What Does a Developmental Psychologist See in a 40th Class Reunion?

When I told people I was going to my 40th high school reunion, I might as well have said I was jumping off a cliff. Almost across the board, the reaction was shock, though the reasons varied. Granted, I hadn’t been in touch with my classmates, so some degree of surprise was legitimate. But my friends and family also projected their own reasons: high school had been the “worst time of their lives”; that they had never “fit in”; they didn’t want to open their present lives to judgment. But I’m a developmental psychologist, and I wanted to understand what a reunion ritual might mean. Nothing is more interesting to me than discovering how children grow up and their lives turn out.

As the date approached, I finally became apprehensive myself. Most of us had been together since kindergarten, but what if I didn’t recognize people after forty years? After all, I now have silver hair and 40 additional pounds; others would also have changed. Or what if we didn’t have anything to talk about? How would I react to an old “flame,” or he to me? Could I finally uncover the story behind a friend who had so traumatically “dropped” me in sixth grade? When nervous jokes started showing up on the Facebook reunion page, I saw that I wasn’t the only one with anxiety. I recruited a childhood friend to go with me.

“I’m only doing this for you, you know,” Vic joked when she greeted me at my hotel. Our mothers went to high school together and been friends long before we were born. Vic remembers the fuzzy socks I wore in second grade and how my father had carried me into school in his arms when my broken leg was in a cast. I remember making vinegar and baking soda volcanoes at Vic’s house and singing soprano next to her in choir.

We arrived at the Curling Club (home to the winter sport of sliding granite stones on ice) to a frenzy of slightly boozed-up greetings. About a third of my class of 140 was there. A current of excitement crackled through the crowd—hails from across the lawn; flying wisecracks and boisterous teasing; and enthusiastic, if somewhat self-conscious, hugging. It was a relief to find my old friend Dave, who was just as unruffled as I’d remembered him—a straight shooter, unperturbed by his surroundings. He had worked for a time for my father, a milkman; his mother had been my beloved third grade teacher. I was happy to meet Dave’s wife, and a meaningful conversation ensued about parents, illness, children, and more.

GIVEN MATERIAL:
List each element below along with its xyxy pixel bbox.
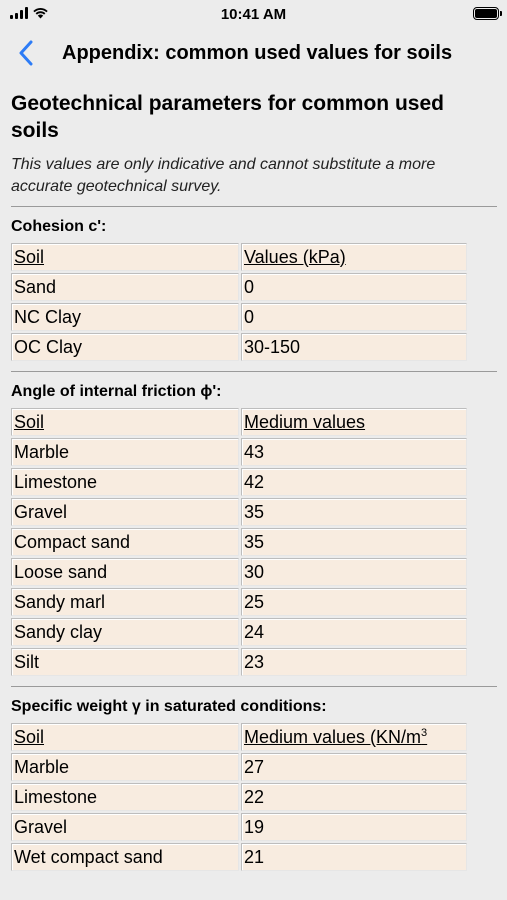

PROBLEM TO SOLVE: Could you reproduce everything from "When I told" down to "lives turn out." in the reunion essay, swapping "classmates" for "schoolmates"?

ANSWER TO THE PROBLEM:
When I told people I was going to my 40th high school reunion, I might as well have said I was jumping off a cliff. Almost across the board, the reaction was shock, though the reasons varied. Granted, I hadn’t been in touch with my schoolmates, so some degree of surprise was legitimate. But my friends and family also projected their own reasons: high school had been the “worst time of their lives”; that they had never “fit in”; they didn’t want to open their present lives to judgment. But I’m a developmental psychologist, and I wanted to understand what a reunion ritual might mean. Nothing is more interesting to me than discovering how children grow up and their lives turn out.